— Start of EXTRACTED RECORDS —

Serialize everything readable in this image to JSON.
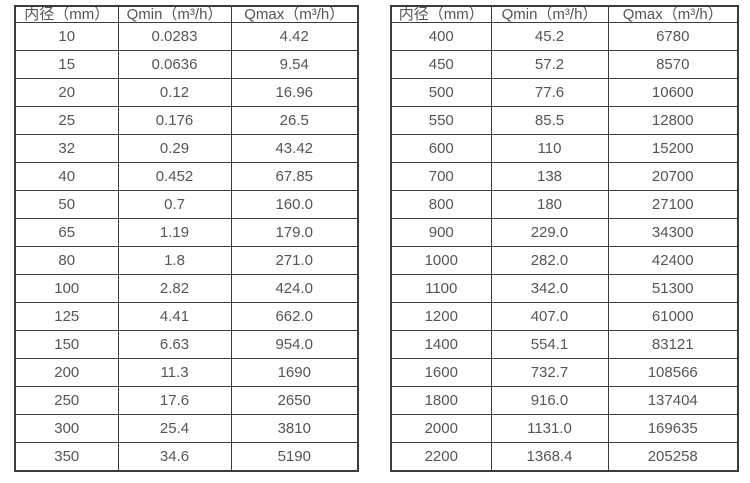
{
  "colors": {
    "background": "#ffffff",
    "border": "#3c3c3c",
    "text": "#565656"
  },
  "tables": [
    {
      "name": "flow-table-small-diameters",
      "headers": [
        "内径（mm）",
        "Qmin（m³/h）",
        "Qmax（m³/h）"
      ],
      "rows": [
        [
          "10",
          "0.0283",
          "4.42"
        ],
        [
          "15",
          "0.0636",
          "9.54"
        ],
        [
          "20",
          "0.12",
          "16.96"
        ],
        [
          "25",
          "0.176",
          "26.5"
        ],
        [
          "32",
          "0.29",
          "43.42"
        ],
        [
          "40",
          "0.452",
          "67.85"
        ],
        [
          "50",
          "0.7",
          "160.0"
        ],
        [
          "65",
          "1.19",
          "179.0"
        ],
        [
          "80",
          "1.8",
          "271.0"
        ],
        [
          "100",
          "2.82",
          "424.0"
        ],
        [
          "125",
          "4.41",
          "662.0"
        ],
        [
          "150",
          "6.63",
          "954.0"
        ],
        [
          "200",
          "11.3",
          "1690"
        ],
        [
          "250",
          "17.6",
          "2650"
        ],
        [
          "300",
          "25.4",
          "3810"
        ],
        [
          "350",
          "34.6",
          "5190"
        ]
      ]
    },
    {
      "name": "flow-table-large-diameters",
      "headers": [
        "内径（mm）",
        "Qmin（m³/h）",
        "Qmax（m³/h）"
      ],
      "rows": [
        [
          "400",
          "45.2",
          "6780"
        ],
        [
          "450",
          "57.2",
          "8570"
        ],
        [
          "500",
          "77.6",
          "10600"
        ],
        [
          "550",
          "85.5",
          "12800"
        ],
        [
          "600",
          "110",
          "15200"
        ],
        [
          "700",
          "138",
          "20700"
        ],
        [
          "800",
          "180",
          "27100"
        ],
        [
          "900",
          "229.0",
          "34300"
        ],
        [
          "1000",
          "282.0",
          "42400"
        ],
        [
          "1100",
          "342.0",
          "51300"
        ],
        [
          "1200",
          "407.0",
          "61000"
        ],
        [
          "1400",
          "554.1",
          "83121"
        ],
        [
          "1600",
          "732.7",
          "108566"
        ],
        [
          "1800",
          "916.0",
          "137404"
        ],
        [
          "2000",
          "1131.0",
          "169635"
        ],
        [
          "2200",
          "1368.4",
          "205258"
        ]
      ]
    }
  ]
}
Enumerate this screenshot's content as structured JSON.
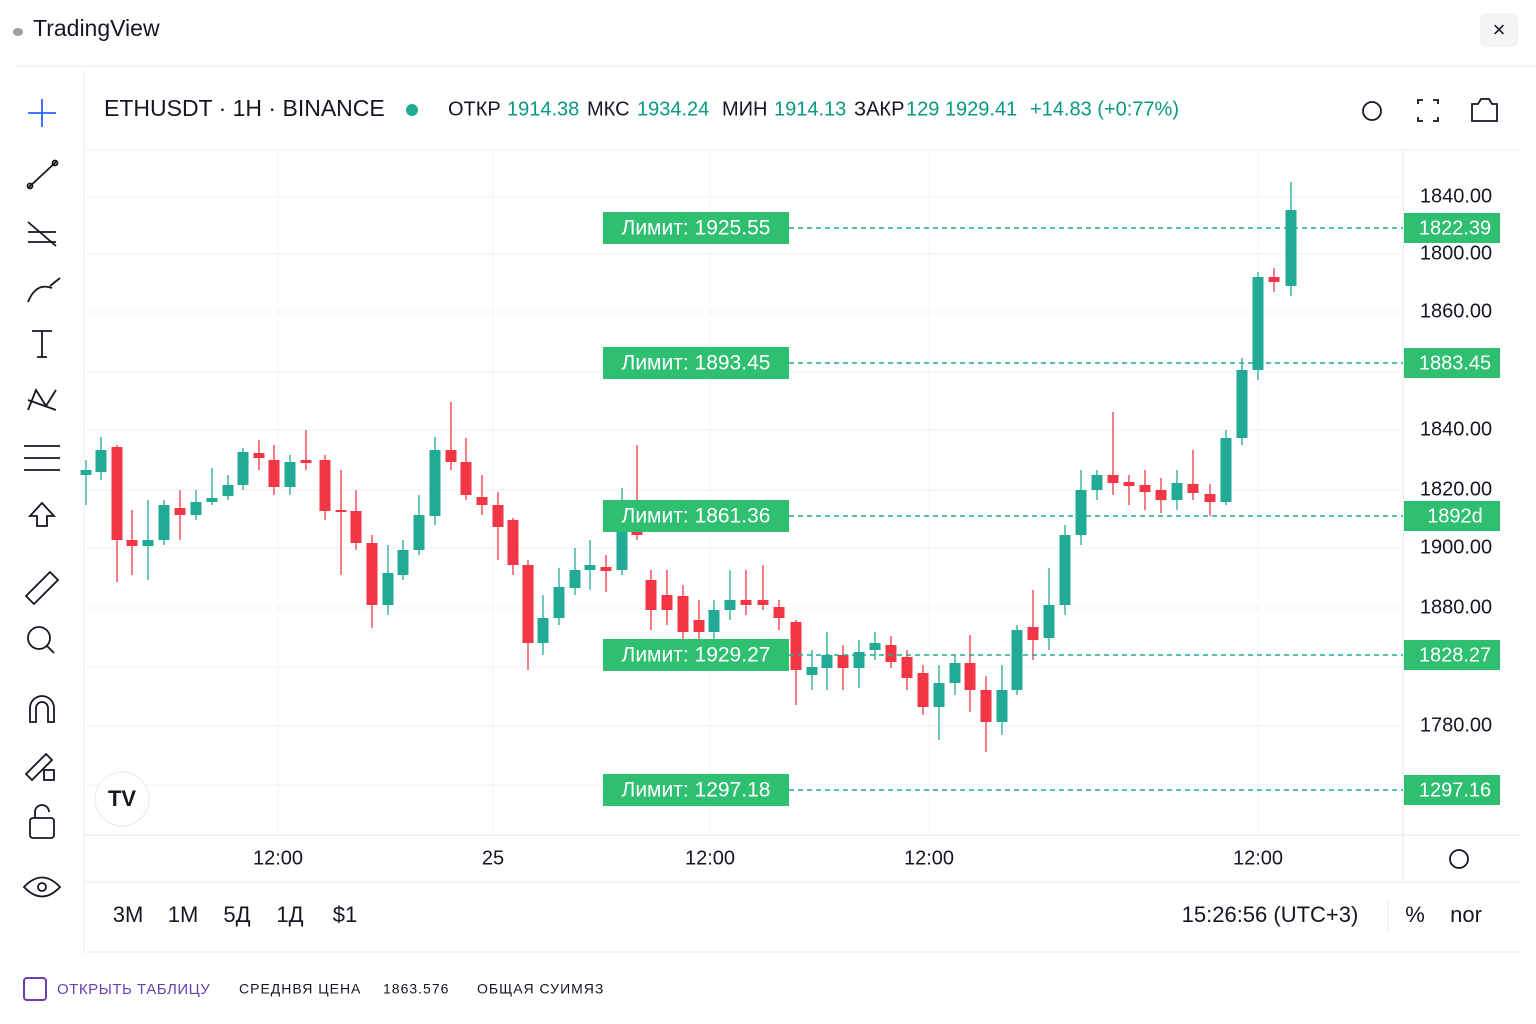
{
  "header": {
    "title": "TradingView",
    "close": "×"
  },
  "symbol": {
    "name": "ETHUSDT · 1H · BINANCE",
    "open_label": "ОТКР",
    "open": "1914.38",
    "high_label": "МКС",
    "high": "1934.24",
    "low_label": "МИН",
    "low": "1914.13",
    "close_label": "ЗАКР",
    "close": "129 1929.41",
    "change": "+14.83 (+0:77%)"
  },
  "price_axis": [
    "1840.00",
    "1800.00",
    "1860.00",
    "1840.00",
    "1820.00",
    "1900.00",
    "1880.00",
    "1780.00"
  ],
  "time_axis": [
    "12:00",
    "25",
    "12:00",
    "12:00",
    "12:00"
  ],
  "limits": [
    {
      "label": "Лимит: 1925.55",
      "price": "1822.39"
    },
    {
      "label": "Лимит: 1893.45",
      "price": "1883.45"
    },
    {
      "label": "Лимит: 1861.36",
      "price": "1892d"
    },
    {
      "label": "Лимит: 1929.27",
      "price": "1828.27"
    },
    {
      "label": "Лимит: 1297.18",
      "price": "1297.16"
    }
  ],
  "ranges": [
    "3M",
    "1M",
    "5Д",
    "1Д",
    "$1"
  ],
  "clock": "15:26:56 (UTC+3)",
  "percent": "%",
  "scale": "nor",
  "footer": {
    "open_table": "ОТКРЫТЬ ТАБЛИЦУ",
    "avg_label": "СРЕДНВЯ ЦЕНА",
    "avg_value": "1863.576",
    "total_label": "ОБЩАЯ СУИМЯЗ"
  }
}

— End of EXTRACTED RECORDS —

#### [WHAT THE TASK ASKS]
Exclude the pictures, and transcribe all of the material exactly.

#### [EXPECTED ANSWER]
Serialize everything readable in this image to JSON.
{
  "colors": {
    "background": "#ffffff",
    "border": "#3c3c3c",
    "text": "#565656"
  },
  "tables": [
    {
      "name": "flow-table-small-diameters",
      "headers": [
        "内径（mm）",
        "Qmin（m³/h）",
        "Qmax（m³/h）"
      ],
      "rows": [
        [
          "10",
          "0.0283",
          "4.42"
        ],
        [
          "15",
          "0.0636",
          "9.54"
        ],
        [
          "20",
          "0.12",
          "16.96"
        ],
        [
          "25",
          "0.176",
          "26.5"
        ],
        [
          "32",
          "0.29",
          "43.42"
        ],
        [
          "40",
          "0.452",
          "67.85"
        ],
        [
          "50",
          "0.7",
          "160.0"
        ],
        [
          "65",
          "1.19",
          "179.0"
        ],
        [
          "80",
          "1.8",
          "271.0"
        ],
        [
          "100",
          "2.82",
          "424.0"
        ],
        [
          "125",
          "4.41",
          "662.0"
        ],
        [
          "150",
          "6.63",
          "954.0"
        ],
        [
          "200",
          "11.3",
          "1690"
        ],
        [
          "250",
          "17.6",
          "2650"
        ],
        [
          "300",
          "25.4",
          "3810"
        ],
        [
          "350",
          "34.6",
          "5190"
        ]
      ]
    },
    {
      "name": "flow-table-large-diameters",
      "headers": [
        "内径（mm）",
        "Qmin（m³/h）",
        "Qmax（m³/h）"
      ],
      "rows": [
        [
          "400",
          "45.2",
          "6780"
        ],
        [
          "450",
          "57.2",
          "8570"
        ],
        [
          "500",
          "77.6",
          "10600"
        ],
        [
          "550",
          "85.5",
          "12800"
        ],
        [
          "600",
          "110",
          "15200"
        ],
        [
          "700",
          "138",
          "20700"
        ],
        [
          "800",
          "180",
          "27100"
        ],
        [
          "900",
          "229.0",
          "34300"
        ],
        [
          "1000",
          "282.0",
          "42400"
        ],
        [
          "1100",
          "342.0",
          "51300"
        ],
        [
          "1200",
          "407.0",
          "61000"
        ],
        [
          "1400",
          "554.1",
          "83121"
        ],
        [
          "1600",
          "732.7",
          "108566"
        ],
        [
          "1800",
          "916.0",
          "137404"
        ],
        [
          "2000",
          "1131.0",
          "169635"
        ],
        [
          "2200",
          "1368.4",
          "205258"
        ]
      ]
    }
  ]
}
Enumerate this screenshot's content as structured JSON.
{
  "header": {
    "title": "TradingView",
    "close": "×"
  },
  "symbol": {
    "name": "ETHUSDT · 1H · BINANCE",
    "open_label": "ОТКР",
    "open": "1914.38",
    "high_label": "МКС",
    "high": "1934.24",
    "low_label": "МИН",
    "low": "1914.13",
    "close_label": "ЗАКР",
    "close": "129 1929.41",
    "change": "+14.83 (+0:77%)"
  },
  "price_axis": [
    "1840.00",
    "1800.00",
    "1860.00",
    "1840.00",
    "1820.00",
    "1900.00",
    "1880.00",
    "1780.00"
  ],
  "time_axis": [
    "12:00",
    "25",
    "12:00",
    "12:00",
    "12:00"
  ],
  "limits": [
    {
      "label": "Лимит: 1925.55",
      "price": "1822.39"
    },
    {
      "label": "Лимит: 1893.45",
      "price": "1883.45"
    },
    {
      "label": "Лимит: 1861.36",
      "price": "1892d"
    },
    {
      "label": "Лимит: 1929.27",
      "price": "1828.27"
    },
    {
      "label": "Лимит: 1297.18",
      "price": "1297.16"
    }
  ],
  "ranges": [
    "3M",
    "1M",
    "5Д",
    "1Д",
    "$1"
  ],
  "clock": "15:26:56 (UTC+3)",
  "percent": "%",
  "scale": "nor",
  "footer": {
    "open_table": "ОТКРЫТЬ ТАБЛИЦУ",
    "avg_label": "СРЕДНВЯ ЦЕНА",
    "avg_value": "1863.576",
    "total_label": "ОБЩАЯ СУИМЯЗ"
  }
}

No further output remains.